WHAT THE EXERCISE ASKS: Work out how many lines include "个人纳税记录查询" and answer with that number only.

— START —

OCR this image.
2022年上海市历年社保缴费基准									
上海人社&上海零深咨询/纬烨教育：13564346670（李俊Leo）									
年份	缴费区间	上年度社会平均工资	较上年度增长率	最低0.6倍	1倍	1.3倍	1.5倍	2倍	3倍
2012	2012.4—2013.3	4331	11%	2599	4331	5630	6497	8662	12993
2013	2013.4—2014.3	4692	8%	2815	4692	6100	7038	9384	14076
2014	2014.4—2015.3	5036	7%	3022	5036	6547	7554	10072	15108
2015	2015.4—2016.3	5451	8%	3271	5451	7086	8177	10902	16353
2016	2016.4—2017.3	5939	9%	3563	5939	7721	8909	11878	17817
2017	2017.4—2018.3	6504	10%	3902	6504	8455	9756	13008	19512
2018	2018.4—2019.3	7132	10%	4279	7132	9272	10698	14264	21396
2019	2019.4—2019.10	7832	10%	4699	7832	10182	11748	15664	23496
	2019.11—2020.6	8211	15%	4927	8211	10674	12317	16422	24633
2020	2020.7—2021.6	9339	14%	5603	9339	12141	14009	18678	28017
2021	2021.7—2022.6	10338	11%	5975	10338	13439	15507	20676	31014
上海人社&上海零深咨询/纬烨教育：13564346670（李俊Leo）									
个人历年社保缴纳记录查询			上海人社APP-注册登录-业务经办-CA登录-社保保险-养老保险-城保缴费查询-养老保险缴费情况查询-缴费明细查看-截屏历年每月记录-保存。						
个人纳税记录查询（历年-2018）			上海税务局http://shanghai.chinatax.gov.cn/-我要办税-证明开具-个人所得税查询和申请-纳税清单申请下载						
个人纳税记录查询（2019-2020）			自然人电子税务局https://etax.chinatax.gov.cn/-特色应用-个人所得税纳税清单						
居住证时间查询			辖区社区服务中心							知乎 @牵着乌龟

— END —

REPLY TO THE EXERCISE: 2